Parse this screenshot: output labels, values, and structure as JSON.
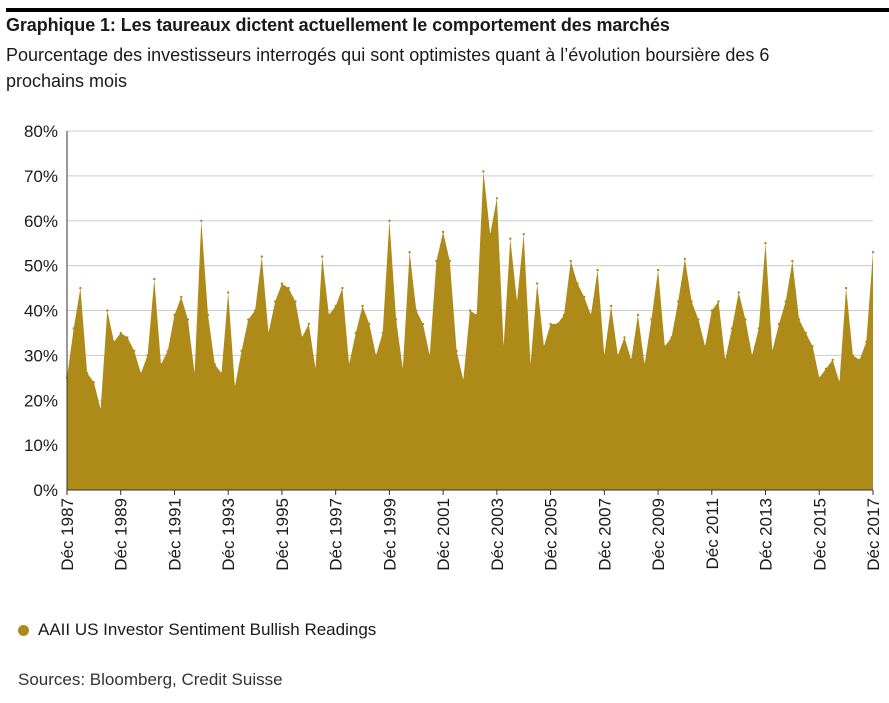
{
  "title": "Graphique 1: Les taureaux dictent actuellement le comportement des marchés",
  "subtitle": "Pourcentage des investisseurs interrogés qui sont optimistes quant à l’évolution boursière des 6 prochains mois",
  "source": "Sources: Bloomberg, Credit Suisse",
  "colors": {
    "area": "#ae8b18",
    "grid": "#cccccc",
    "axis": "#333333"
  },
  "chart_data": {
    "type": "area",
    "title": "Graphique 1: Les taureaux dictent actuellement le comportement des marchés",
    "subtitle": "Pourcentage des investisseurs interrogés qui sont optimistes quant à l’évolution boursière des 6 prochains mois",
    "xlim": [
      "Dec 1987",
      "Dec 2017"
    ],
    "ylim": [
      0,
      80
    ],
    "y_ticks": [
      "0%",
      "10%",
      "20%",
      "30%",
      "40%",
      "50%",
      "60%",
      "70%",
      "80%"
    ],
    "x_ticks": [
      "Déc 1987",
      "Déc 1989",
      "Déc 1991",
      "Déc 1993",
      "Déc 1995",
      "Déc 1997",
      "Déc 1999",
      "Déc 2001",
      "Déc 2003",
      "Déc 2005",
      "Déc 2007",
      "Déc 2009",
      "Déc 2011",
      "Déc 2013",
      "Déc 2015",
      "Déc 2017"
    ],
    "grid": "horizontal",
    "legend_position": "bottom-left",
    "series": [
      {
        "name": "AAII US Investor Sentiment Bullish Readings",
        "color": "#ae8b18",
        "x": [
          "1987-12",
          "1988-03",
          "1988-06",
          "1988-09",
          "1988-12",
          "1989-03",
          "1989-06",
          "1989-09",
          "1989-12",
          "1990-03",
          "1990-06",
          "1990-09",
          "1990-12",
          "1991-03",
          "1991-06",
          "1991-09",
          "1991-12",
          "1992-03",
          "1992-06",
          "1992-09",
          "1992-12",
          "1993-03",
          "1993-06",
          "1993-09",
          "1993-12",
          "1994-03",
          "1994-06",
          "1994-09",
          "1994-12",
          "1995-03",
          "1995-06",
          "1995-09",
          "1995-12",
          "1996-03",
          "1996-06",
          "1996-09",
          "1996-12",
          "1997-03",
          "1997-06",
          "1997-09",
          "1997-12",
          "1998-03",
          "1998-06",
          "1998-09",
          "1998-12",
          "1999-03",
          "1999-06",
          "1999-09",
          "1999-12",
          "2000-03",
          "2000-06",
          "2000-09",
          "2000-12",
          "2001-03",
          "2001-06",
          "2001-09",
          "2001-12",
          "2002-03",
          "2002-06",
          "2002-09",
          "2002-12",
          "2003-03",
          "2003-06",
          "2003-09",
          "2003-12",
          "2004-03",
          "2004-06",
          "2004-09",
          "2004-12",
          "2005-03",
          "2005-06",
          "2005-09",
          "2005-12",
          "2006-03",
          "2006-06",
          "2006-09",
          "2006-12",
          "2007-03",
          "2007-06",
          "2007-09",
          "2007-12",
          "2008-03",
          "2008-06",
          "2008-09",
          "2008-12",
          "2009-03",
          "2009-06",
          "2009-09",
          "2009-12",
          "2010-03",
          "2010-06",
          "2010-09",
          "2010-12",
          "2011-03",
          "2011-06",
          "2011-09",
          "2011-12",
          "2012-03",
          "2012-06",
          "2012-09",
          "2012-12",
          "2013-03",
          "2013-06",
          "2013-09",
          "2013-12",
          "2014-03",
          "2014-06",
          "2014-09",
          "2014-12",
          "2015-03",
          "2015-06",
          "2015-09",
          "2015-12",
          "2016-03",
          "2016-06",
          "2016-09",
          "2016-12",
          "2017-03",
          "2017-06",
          "2017-09",
          "2017-12"
        ],
        "values": [
          25,
          36,
          45,
          26,
          24,
          18,
          40,
          33,
          35,
          34,
          31,
          26,
          30,
          47,
          28,
          31,
          39,
          43,
          38,
          26,
          60,
          39,
          28,
          26,
          44,
          23,
          31,
          38,
          40,
          52,
          35,
          42,
          46,
          45,
          42,
          34,
          37,
          27,
          52,
          39,
          41,
          45,
          28,
          35,
          41,
          37,
          30,
          35,
          60,
          38,
          27,
          53,
          40,
          37,
          30,
          51,
          57.5,
          51,
          31,
          24.5,
          40,
          39,
          71,
          57,
          65,
          32,
          56,
          42,
          57,
          28,
          46,
          32,
          37,
          37,
          39,
          51,
          46,
          43,
          39,
          49,
          30,
          41,
          30,
          34,
          29,
          39,
          28,
          38,
          49,
          32,
          34,
          42,
          51.5,
          42,
          38,
          32,
          40,
          42,
          29,
          36,
          44,
          38,
          30,
          36,
          55,
          31,
          37,
          42,
          51,
          38,
          35,
          32,
          25,
          27,
          29,
          24,
          45,
          30,
          29,
          33,
          53
        ]
      }
    ]
  }
}
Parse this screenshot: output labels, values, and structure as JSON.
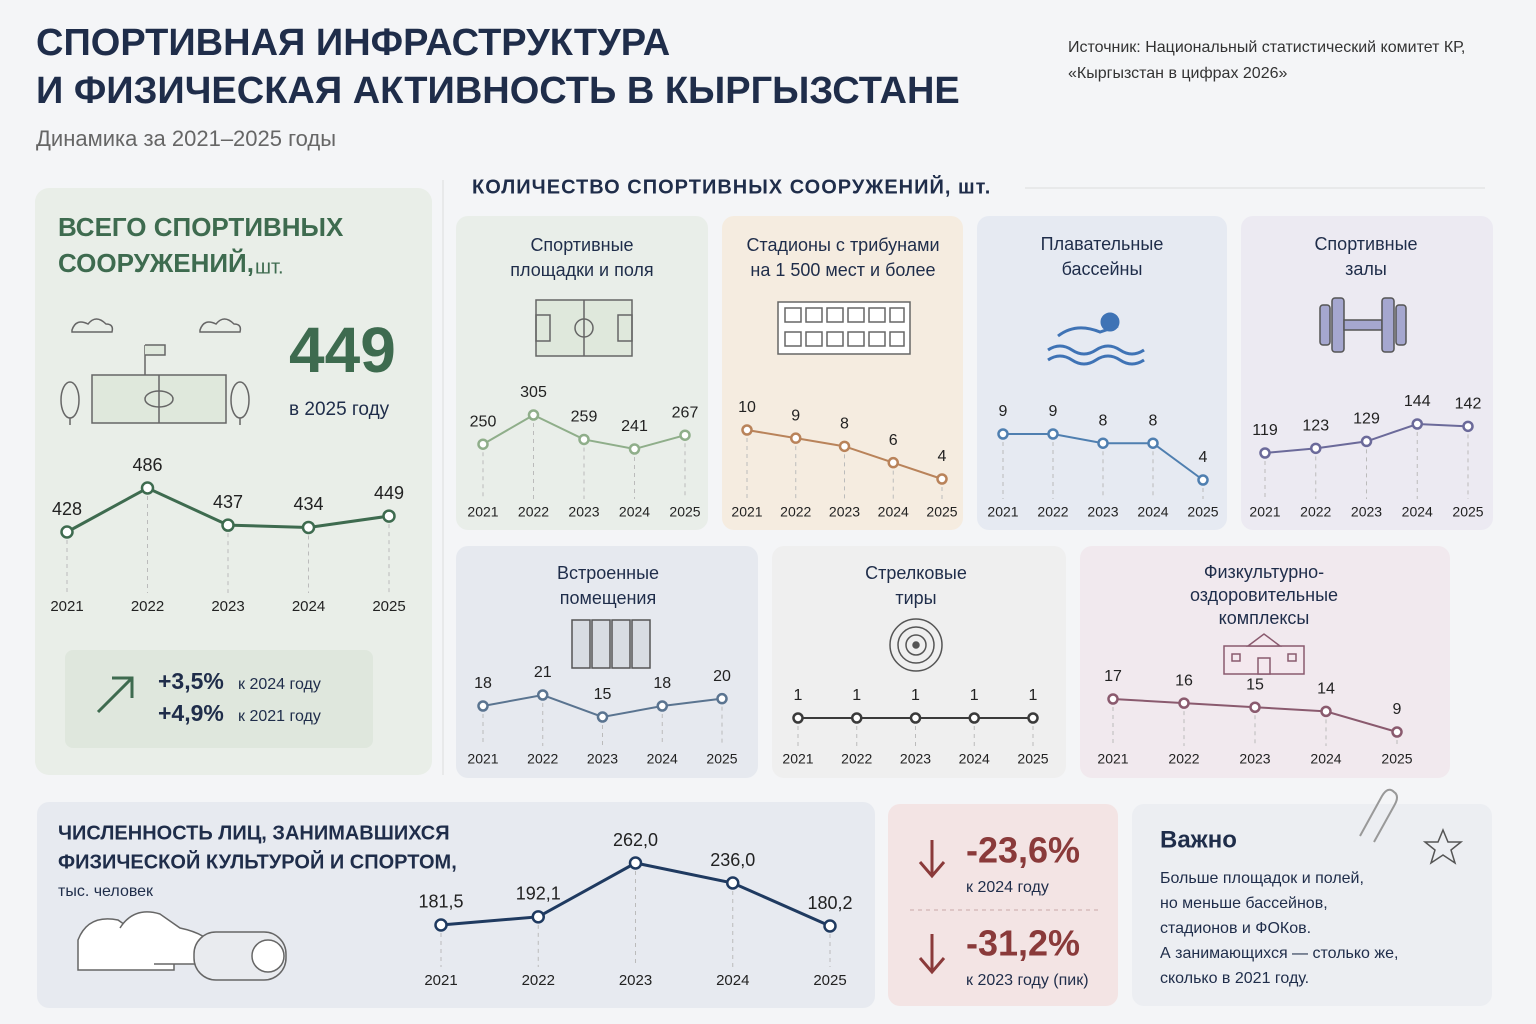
{
  "header": {
    "title": [
      "СПОРТИВНАЯ ИНФРАСТРУКТУРА",
      "И ФИЗИЧЕСКАЯ АКТИВНОСТЬ В КЫРГЫЗСТАНЕ"
    ],
    "subtitle": "Динамика за 2021–2025 годы",
    "source": [
      "Источник: Национальный статистический комитет КР,",
      "«Кыргызстан в цифрах 2026»"
    ]
  },
  "total_panel": {
    "highlight_value": 449,
    "highlight_caption": "в 2025 году",
    "changes": [
      {
        "value": "+3,5%",
        "note": "к 2024 году"
      },
      {
        "value": "+4,9%",
        "note": "к 2021 году"
      }
    ]
  },
  "section_title": "КОЛИЧЕСТВО СПОРТИВНЫХ СООРУЖЕНИЙ, шт.",
  "decline_panel": [
    {
      "value": "-23,6%",
      "note": "к 2024 году"
    },
    {
      "value": "-31,2%",
      "note": "к 2023 году (пик)"
    }
  ],
  "important": {
    "title": "Важно",
    "lines": [
      "Больше площадок и полей,",
      "но меньше бассейнов,",
      "стадионов и ФОКов.",
      "А занимающихся — столько же,",
      "сколько в 2021 году."
    ]
  },
  "chart_data": [
    {
      "type": "line",
      "title": [
        "ВСЕГО СПОРТИВНЫХ",
        "СООРУЖЕНИЙ,"
      ],
      "unit": "шт.",
      "categories": [
        "2021",
        "2022",
        "2023",
        "2024",
        "2025"
      ],
      "values": [
        428,
        486,
        437,
        434,
        449
      ],
      "color": "#3e6b4f"
    },
    {
      "type": "line",
      "title": [
        "Спортивные",
        "площадки и поля"
      ],
      "categories": [
        "2021",
        "2022",
        "2023",
        "2024",
        "2025"
      ],
      "values": [
        250,
        305,
        259,
        241,
        267
      ],
      "color": "#8fae8a"
    },
    {
      "type": "line",
      "title": [
        "Стадионы с трибунами",
        "на 1 500 мест и более"
      ],
      "categories": [
        "2021",
        "2022",
        "2023",
        "2024",
        "2025"
      ],
      "values": [
        10,
        9,
        8,
        6,
        4
      ],
      "color": "#b9835a"
    },
    {
      "type": "line",
      "title": [
        "Плавательные",
        "бассейны"
      ],
      "categories": [
        "2021",
        "2022",
        "2023",
        "2024",
        "2025"
      ],
      "values": [
        9,
        9,
        8,
        8,
        4
      ],
      "color": "#4f7fb0"
    },
    {
      "type": "line",
      "title": [
        "Спортивные",
        "залы"
      ],
      "categories": [
        "2021",
        "2022",
        "2023",
        "2024",
        "2025"
      ],
      "values": [
        119,
        123,
        129,
        144,
        142
      ],
      "color": "#6b6a9a"
    },
    {
      "type": "line",
      "title": [
        "Встроенные",
        "помещения"
      ],
      "categories": [
        "2021",
        "2022",
        "2023",
        "2024",
        "2025"
      ],
      "values": [
        18,
        21,
        15,
        18,
        20
      ],
      "color": "#5a7490"
    },
    {
      "type": "line",
      "title": [
        "Стрелковые",
        "тиры"
      ],
      "categories": [
        "2021",
        "2022",
        "2023",
        "2024",
        "2025"
      ],
      "values": [
        1,
        1,
        1,
        1,
        1
      ],
      "color": "#3a3a3a"
    },
    {
      "type": "line",
      "title": [
        "Физкультурно-",
        "оздоровительные",
        "комплексы"
      ],
      "categories": [
        "2021",
        "2022",
        "2023",
        "2024",
        "2025"
      ],
      "values": [
        17,
        16,
        15,
        14,
        9
      ],
      "color": "#8a5a6e"
    },
    {
      "type": "line",
      "title": [
        "ЧИСЛЕННОСТЬ ЛИЦ, ЗАНИМАВШИХСЯ",
        "ФИЗИЧЕСКОЙ КУЛЬТУРОЙ И СПОРТОМ,"
      ],
      "unit": "тыс. человек",
      "categories": [
        "2021",
        "2022",
        "2023",
        "2024",
        "2025"
      ],
      "values": [
        181.5,
        192.1,
        262.0,
        236.0,
        180.2
      ],
      "value_labels": [
        "181,5",
        "192,1",
        "262,0",
        "236,0",
        "180,2"
      ],
      "color": "#1f3a60"
    }
  ]
}
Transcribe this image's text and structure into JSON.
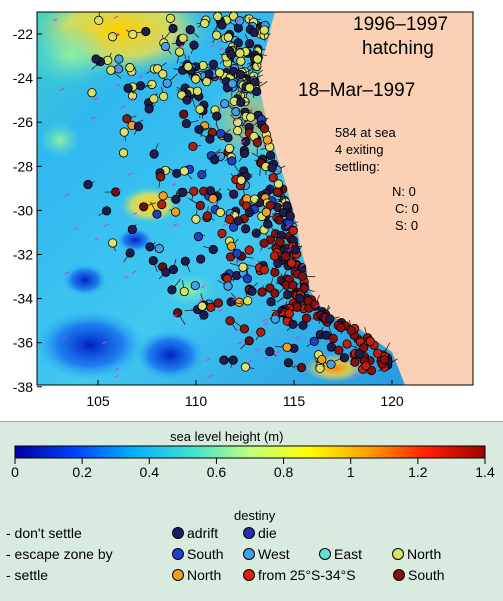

_STATED EXERCISE_
Count the lines of the material that include the word "taureaux", then state only the total.

_RIGHT ANSWER_
2